**PROBLEM DETAILS:** Filter the records for lines holding the string "Version".

★ ★ ★ ★

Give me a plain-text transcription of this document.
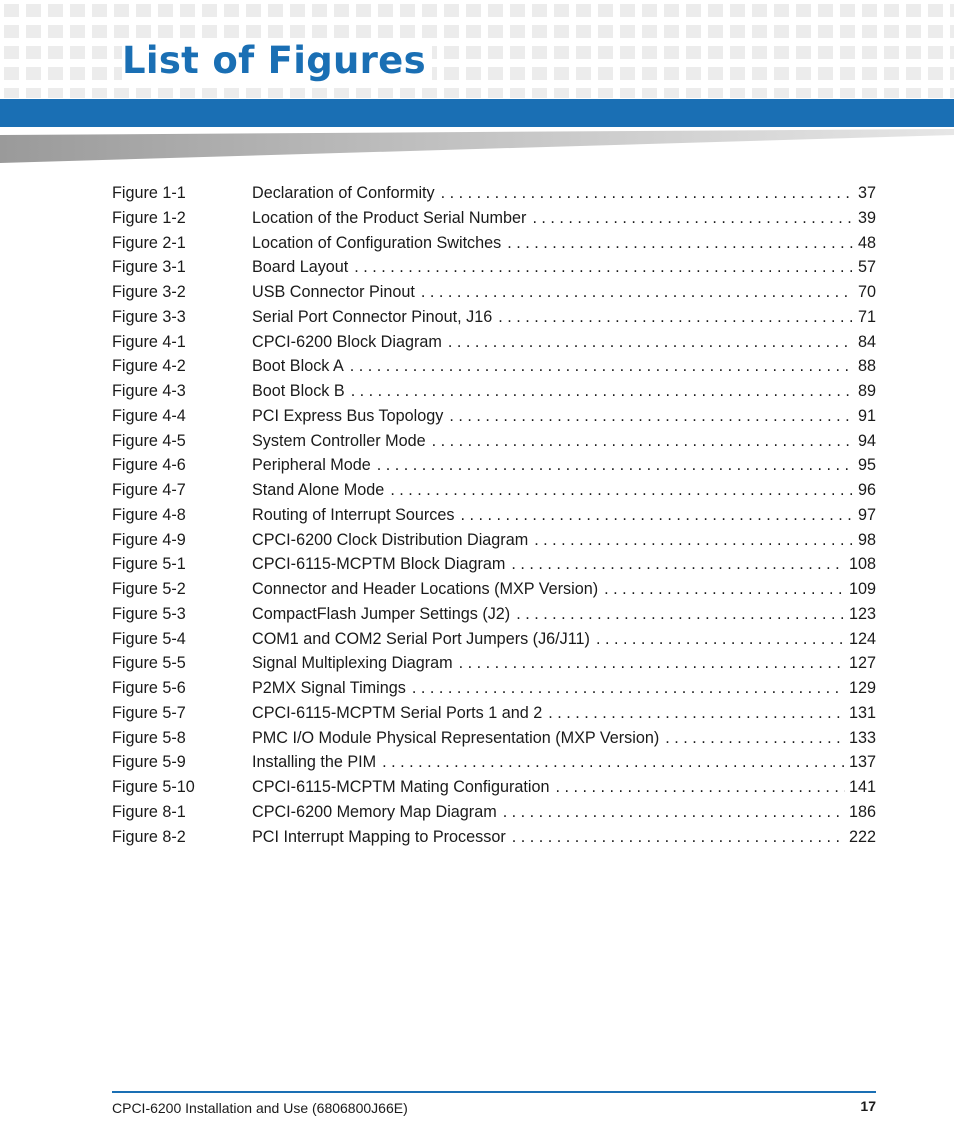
List of Figures
Figure 1-1	Declaration of Conformity . . .	37
Figure 1-2	Location of the Product Serial Number . . .	39
Figure 2-1	Location of Configuration Switches . . .	48
Figure 3-1	Board Layout . . .	57
Figure 3-2	USB Connector Pinout . . .	70
Figure 3-3	Serial Port Connector Pinout, J16 . . .	71
Figure 4-1	CPCI-6200 Block Diagram . . .	84
Figure 4-2	Boot Block A . . .	88
Figure 4-3	Boot Block B . . .	89
Figure 4-4	PCI Express Bus Topology . . .	91
Figure 4-5	System Controller Mode . . .	94
Figure 4-6	Peripheral Mode . . .	95
Figure 4-7	Stand Alone Mode . . .	96
Figure 4-8	Routing of Interrupt Sources . . .	97
Figure 4-9	CPCI-6200 Clock Distribution Diagram . . .	98
Figure 5-1	CPCI-6115-MCPTM Block Diagram . . .	108
Figure 5-2	Connector and Header Locations (MXP Version) . . .	109
Figure 5-3	CompactFlash Jumper Settings (J2) . . .	123
Figure 5-4	COM1 and COM2 Serial Port Jumpers (J6/J11) . . .	124
Figure 5-5	Signal Multiplexing Diagram . . .	127
Figure 5-6	P2MX Signal Timings . . .	129
Figure 5-7	CPCI-6115-MCPTM Serial Ports 1 and 2 . . .	131
Figure 5-8	PMC I/O Module Physical Representation (MXP Version) . . .	133
Figure 5-9	Installing the PIM . . .	137
Figure 5-10	CPCI-6115-MCPTM Mating Configuration . . .	141
Figure 8-1	CPCI-6200 Memory Map Diagram . . .	186
Figure 8-2	PCI Interrupt Mapping to Processor . . .	222
CPCI-6200 Installation and Use (6806800J66E)	17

★ ★ ★ ★

**SOLUTION TO THIS PROBLEM:**
Figure 5-2	Connector and Header Locations (MXP Version) . . .	109
Figure 5-8	PMC I/O Module Physical Representation (MXP Version) . . .	133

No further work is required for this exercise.